(Saved entries)
▬▬▬▬▬▬▬▬▬▬

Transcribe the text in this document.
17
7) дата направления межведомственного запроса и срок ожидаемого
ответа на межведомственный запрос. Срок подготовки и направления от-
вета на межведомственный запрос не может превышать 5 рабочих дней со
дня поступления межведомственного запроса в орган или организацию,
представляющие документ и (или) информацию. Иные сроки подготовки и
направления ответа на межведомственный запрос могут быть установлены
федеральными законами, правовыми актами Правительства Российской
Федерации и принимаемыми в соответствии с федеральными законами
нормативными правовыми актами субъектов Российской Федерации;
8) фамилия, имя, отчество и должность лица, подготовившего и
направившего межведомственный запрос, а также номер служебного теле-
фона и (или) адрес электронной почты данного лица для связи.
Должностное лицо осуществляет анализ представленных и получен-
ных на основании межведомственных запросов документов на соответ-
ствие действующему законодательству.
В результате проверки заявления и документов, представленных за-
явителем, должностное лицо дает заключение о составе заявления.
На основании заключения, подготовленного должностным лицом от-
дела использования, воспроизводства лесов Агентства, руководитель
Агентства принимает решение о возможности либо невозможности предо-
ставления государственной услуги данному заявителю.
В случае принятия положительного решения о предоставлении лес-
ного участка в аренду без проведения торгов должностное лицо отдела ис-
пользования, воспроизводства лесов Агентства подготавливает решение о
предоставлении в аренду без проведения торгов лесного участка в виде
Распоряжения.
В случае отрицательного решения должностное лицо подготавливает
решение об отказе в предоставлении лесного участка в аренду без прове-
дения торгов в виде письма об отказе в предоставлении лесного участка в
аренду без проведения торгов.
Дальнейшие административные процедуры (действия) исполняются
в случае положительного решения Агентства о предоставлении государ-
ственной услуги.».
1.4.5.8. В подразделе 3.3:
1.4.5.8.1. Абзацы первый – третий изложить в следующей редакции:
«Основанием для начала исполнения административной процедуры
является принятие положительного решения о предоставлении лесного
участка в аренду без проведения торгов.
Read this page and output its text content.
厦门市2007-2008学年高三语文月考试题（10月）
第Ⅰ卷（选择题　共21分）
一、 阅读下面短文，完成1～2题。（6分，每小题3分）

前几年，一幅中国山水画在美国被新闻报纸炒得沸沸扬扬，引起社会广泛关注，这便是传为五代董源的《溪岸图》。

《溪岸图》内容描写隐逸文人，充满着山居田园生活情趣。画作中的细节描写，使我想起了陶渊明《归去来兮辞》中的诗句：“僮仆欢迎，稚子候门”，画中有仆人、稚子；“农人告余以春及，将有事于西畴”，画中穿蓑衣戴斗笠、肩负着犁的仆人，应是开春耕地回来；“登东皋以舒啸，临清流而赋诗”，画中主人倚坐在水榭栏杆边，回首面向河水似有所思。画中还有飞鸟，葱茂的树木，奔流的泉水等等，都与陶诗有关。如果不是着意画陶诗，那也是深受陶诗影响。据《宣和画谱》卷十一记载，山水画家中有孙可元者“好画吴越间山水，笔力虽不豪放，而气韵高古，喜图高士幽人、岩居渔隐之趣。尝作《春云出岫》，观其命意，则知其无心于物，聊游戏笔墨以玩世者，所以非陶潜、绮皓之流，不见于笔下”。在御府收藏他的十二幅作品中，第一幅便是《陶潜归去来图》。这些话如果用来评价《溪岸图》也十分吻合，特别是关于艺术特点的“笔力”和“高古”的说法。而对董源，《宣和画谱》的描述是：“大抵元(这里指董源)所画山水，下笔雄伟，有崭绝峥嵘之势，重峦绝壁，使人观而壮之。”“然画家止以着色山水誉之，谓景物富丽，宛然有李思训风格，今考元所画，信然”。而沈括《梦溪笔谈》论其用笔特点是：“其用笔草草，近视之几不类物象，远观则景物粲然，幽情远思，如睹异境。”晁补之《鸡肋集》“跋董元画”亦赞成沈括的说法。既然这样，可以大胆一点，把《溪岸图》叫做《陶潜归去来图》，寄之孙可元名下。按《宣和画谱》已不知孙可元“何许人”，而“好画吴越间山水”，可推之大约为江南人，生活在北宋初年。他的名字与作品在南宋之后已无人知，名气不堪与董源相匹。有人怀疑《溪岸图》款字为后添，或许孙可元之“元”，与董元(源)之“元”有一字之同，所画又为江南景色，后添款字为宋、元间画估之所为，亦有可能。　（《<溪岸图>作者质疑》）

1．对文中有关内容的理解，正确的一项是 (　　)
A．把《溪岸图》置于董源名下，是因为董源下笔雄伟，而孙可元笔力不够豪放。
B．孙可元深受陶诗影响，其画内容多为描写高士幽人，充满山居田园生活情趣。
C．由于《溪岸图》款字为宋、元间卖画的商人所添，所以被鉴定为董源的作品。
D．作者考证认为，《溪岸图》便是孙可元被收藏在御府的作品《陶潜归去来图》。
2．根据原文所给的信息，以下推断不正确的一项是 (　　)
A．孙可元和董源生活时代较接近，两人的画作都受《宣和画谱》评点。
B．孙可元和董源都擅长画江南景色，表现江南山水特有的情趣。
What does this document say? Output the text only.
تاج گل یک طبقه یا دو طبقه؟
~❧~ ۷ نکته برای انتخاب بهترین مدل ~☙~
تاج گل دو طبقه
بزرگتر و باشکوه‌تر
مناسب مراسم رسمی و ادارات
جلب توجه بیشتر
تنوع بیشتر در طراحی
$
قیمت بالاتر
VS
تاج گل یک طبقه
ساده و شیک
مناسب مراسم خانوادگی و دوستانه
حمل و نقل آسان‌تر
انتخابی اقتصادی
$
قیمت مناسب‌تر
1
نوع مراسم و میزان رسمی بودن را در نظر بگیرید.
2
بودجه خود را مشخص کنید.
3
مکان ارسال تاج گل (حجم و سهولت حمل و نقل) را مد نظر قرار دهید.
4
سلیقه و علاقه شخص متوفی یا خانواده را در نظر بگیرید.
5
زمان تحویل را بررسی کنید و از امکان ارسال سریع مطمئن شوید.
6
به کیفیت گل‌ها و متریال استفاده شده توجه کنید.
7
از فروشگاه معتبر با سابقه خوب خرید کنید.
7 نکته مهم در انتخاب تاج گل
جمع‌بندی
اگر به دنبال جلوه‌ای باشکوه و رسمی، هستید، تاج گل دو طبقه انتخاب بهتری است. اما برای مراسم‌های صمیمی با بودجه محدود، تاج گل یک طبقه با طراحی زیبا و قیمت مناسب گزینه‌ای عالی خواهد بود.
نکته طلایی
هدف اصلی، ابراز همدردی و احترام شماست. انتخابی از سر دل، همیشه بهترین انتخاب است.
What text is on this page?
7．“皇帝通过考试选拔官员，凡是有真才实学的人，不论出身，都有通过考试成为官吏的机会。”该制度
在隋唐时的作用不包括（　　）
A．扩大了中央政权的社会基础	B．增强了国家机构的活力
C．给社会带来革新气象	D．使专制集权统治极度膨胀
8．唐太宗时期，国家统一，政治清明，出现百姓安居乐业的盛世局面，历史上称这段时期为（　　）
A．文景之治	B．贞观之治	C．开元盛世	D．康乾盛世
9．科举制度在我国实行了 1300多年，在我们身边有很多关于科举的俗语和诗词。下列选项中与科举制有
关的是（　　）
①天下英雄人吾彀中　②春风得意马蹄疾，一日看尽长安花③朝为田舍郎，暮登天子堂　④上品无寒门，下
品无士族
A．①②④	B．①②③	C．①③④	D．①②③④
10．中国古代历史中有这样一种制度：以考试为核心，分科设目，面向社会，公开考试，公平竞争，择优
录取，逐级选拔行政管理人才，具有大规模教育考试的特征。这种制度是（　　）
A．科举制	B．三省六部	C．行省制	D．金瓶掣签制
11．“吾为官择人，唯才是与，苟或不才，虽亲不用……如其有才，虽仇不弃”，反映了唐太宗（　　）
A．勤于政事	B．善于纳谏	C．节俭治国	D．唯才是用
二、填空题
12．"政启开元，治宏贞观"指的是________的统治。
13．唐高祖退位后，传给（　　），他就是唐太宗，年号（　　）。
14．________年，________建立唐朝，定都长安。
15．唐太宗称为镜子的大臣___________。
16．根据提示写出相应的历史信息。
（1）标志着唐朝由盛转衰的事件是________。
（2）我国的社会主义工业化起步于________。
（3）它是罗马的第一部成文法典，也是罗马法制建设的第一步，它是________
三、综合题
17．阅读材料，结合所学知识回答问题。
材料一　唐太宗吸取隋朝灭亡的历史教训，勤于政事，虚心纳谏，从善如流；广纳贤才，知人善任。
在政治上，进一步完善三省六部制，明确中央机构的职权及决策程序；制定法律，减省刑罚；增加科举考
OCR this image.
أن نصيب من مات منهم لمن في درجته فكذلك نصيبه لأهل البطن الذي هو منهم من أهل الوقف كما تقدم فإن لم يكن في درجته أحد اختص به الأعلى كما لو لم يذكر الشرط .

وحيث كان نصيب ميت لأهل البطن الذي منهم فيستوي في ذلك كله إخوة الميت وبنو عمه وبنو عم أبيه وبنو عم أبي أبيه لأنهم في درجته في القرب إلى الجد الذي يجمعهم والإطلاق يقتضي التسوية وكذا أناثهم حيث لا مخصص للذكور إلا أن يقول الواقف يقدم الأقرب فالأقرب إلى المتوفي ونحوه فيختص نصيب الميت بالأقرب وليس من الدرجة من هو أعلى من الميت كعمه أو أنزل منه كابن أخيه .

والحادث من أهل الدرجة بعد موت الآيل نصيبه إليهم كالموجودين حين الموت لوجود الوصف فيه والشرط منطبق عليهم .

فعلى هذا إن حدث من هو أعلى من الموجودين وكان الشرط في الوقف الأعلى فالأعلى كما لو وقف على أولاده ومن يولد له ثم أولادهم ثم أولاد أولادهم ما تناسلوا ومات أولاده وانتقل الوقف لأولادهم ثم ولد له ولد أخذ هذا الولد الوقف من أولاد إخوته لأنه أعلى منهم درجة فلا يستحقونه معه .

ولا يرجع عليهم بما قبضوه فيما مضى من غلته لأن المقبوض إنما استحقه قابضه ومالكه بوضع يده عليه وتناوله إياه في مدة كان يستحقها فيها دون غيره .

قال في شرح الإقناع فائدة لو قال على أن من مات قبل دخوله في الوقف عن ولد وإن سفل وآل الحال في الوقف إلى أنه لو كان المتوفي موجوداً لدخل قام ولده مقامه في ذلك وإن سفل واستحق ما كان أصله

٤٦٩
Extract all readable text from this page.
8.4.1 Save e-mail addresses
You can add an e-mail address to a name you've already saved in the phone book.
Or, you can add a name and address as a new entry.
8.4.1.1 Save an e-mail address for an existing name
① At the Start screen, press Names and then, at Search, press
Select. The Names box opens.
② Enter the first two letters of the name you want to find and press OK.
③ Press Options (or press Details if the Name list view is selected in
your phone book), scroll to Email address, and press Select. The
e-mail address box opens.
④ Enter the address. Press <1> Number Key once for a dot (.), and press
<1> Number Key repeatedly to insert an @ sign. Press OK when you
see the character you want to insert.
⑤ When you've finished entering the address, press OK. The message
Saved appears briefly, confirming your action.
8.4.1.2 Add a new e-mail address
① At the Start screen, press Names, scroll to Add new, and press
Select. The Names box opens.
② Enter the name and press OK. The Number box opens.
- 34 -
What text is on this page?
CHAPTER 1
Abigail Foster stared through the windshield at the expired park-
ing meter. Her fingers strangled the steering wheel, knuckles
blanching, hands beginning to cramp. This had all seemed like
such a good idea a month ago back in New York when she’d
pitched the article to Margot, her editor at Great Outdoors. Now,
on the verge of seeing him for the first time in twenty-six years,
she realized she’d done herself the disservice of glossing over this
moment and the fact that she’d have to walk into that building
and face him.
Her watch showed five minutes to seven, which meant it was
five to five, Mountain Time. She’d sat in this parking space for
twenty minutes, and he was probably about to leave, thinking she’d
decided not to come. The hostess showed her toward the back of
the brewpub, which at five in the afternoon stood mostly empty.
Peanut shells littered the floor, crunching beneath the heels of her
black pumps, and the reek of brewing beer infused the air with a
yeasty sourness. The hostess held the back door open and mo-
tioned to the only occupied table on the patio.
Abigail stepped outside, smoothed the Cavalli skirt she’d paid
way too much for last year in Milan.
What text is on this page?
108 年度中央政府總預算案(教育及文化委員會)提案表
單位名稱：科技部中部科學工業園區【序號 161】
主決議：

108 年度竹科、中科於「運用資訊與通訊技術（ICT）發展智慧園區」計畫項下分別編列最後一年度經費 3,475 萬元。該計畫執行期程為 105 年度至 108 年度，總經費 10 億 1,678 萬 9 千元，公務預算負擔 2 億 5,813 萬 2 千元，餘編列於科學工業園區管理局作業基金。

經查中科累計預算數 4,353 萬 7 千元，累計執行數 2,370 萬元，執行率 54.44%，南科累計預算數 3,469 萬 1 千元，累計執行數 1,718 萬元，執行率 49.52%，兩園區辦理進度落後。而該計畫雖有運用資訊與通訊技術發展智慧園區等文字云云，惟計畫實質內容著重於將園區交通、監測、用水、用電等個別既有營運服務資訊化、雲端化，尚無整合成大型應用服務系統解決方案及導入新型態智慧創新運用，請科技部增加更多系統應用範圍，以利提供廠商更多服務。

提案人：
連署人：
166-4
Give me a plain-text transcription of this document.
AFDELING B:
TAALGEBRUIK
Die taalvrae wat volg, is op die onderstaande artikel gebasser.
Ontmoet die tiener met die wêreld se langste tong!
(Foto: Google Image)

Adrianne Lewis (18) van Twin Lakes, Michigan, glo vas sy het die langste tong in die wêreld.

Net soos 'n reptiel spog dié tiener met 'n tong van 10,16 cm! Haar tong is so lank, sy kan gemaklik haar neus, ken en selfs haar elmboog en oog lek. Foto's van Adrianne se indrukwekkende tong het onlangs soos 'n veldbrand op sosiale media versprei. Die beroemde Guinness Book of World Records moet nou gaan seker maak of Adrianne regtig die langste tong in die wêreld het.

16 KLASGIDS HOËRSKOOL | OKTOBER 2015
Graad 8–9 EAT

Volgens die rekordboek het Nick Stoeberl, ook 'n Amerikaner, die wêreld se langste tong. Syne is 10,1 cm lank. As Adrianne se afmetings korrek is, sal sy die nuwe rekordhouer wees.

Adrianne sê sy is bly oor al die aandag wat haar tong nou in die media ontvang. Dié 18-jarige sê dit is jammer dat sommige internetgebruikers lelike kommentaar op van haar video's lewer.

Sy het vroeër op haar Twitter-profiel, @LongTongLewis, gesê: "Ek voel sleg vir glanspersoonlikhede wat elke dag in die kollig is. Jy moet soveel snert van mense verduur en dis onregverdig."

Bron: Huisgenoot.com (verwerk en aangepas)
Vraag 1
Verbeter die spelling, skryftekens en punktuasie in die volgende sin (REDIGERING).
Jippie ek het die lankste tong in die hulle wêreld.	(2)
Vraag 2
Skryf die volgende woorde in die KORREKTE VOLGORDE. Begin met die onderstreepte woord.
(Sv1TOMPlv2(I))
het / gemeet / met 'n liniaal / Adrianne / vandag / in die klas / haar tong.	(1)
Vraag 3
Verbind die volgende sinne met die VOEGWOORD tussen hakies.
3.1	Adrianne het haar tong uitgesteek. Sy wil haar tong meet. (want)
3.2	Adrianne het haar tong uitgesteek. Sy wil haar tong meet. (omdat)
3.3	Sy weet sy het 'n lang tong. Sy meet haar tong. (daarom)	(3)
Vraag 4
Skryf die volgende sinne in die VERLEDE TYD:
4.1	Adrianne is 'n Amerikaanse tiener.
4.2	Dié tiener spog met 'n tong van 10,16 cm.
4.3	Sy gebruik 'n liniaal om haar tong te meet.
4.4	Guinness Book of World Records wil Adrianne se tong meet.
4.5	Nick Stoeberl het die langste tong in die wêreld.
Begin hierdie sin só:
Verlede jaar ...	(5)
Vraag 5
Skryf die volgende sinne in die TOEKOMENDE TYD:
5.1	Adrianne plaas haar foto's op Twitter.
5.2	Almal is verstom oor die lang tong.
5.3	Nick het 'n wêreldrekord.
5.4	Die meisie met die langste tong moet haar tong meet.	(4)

▬▬▬▬▬▬▬▬▬▬

• _EXERCISE_:
From the data above, copy each line that holds "scroll".

• _WRITTEN ANSWER_:
your phone book), scroll to Email address, and press Select. The
① At the Start screen, press Names, scroll to Add new, and press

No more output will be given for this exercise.